_Your goal_:
The listing beneath should be written out in full, exactly as shown.

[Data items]

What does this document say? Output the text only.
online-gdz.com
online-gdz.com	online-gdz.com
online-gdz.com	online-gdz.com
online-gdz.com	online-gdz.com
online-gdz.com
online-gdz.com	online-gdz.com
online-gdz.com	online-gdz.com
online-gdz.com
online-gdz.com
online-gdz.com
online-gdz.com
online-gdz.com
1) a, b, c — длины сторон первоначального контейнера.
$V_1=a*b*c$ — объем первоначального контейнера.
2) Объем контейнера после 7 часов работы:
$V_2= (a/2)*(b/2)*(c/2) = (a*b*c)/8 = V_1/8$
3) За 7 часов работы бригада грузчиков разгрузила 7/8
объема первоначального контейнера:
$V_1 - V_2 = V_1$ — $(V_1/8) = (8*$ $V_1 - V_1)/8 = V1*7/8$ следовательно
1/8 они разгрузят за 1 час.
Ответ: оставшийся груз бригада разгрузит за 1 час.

_Response for this exercise_:
What does this document say? Output the text only.
online-gdz.com
online-gdz.com	online-gdz.com
online-gdz.com	online-gdz.com
online-gdz.com	online-gdz.com
online-gdz.com
online-gdz.com	online-gdz.com
online-gdz.com	online-gdz.com
online-gdz.com
online-gdz.com
online-gdz.com
online-gdz.com
online-gdz.com
1) a, b, c — длины сторон первоначального контейнера.
$V_1=a*b*c$ — объем первоначального контейнера.
2) Объем контейнера после 7 часов работы:
$V_2= (a/2)*(b/2)*(c/2) = (a*b*c)/8 = V_1/8$
3) За 7 часов работы бригада грузчиков разгрузила 7/8
объема первоначального контейнера:
$V_1 - V_2 = V_1$ — $(V_1/8) = (8*$ $V_1 - V_1)/8 = V1*7/8$ следовательно
1/8 они разгрузят за 1 час.
Ответ: оставшийся груз бригада разгрузит за 1 час.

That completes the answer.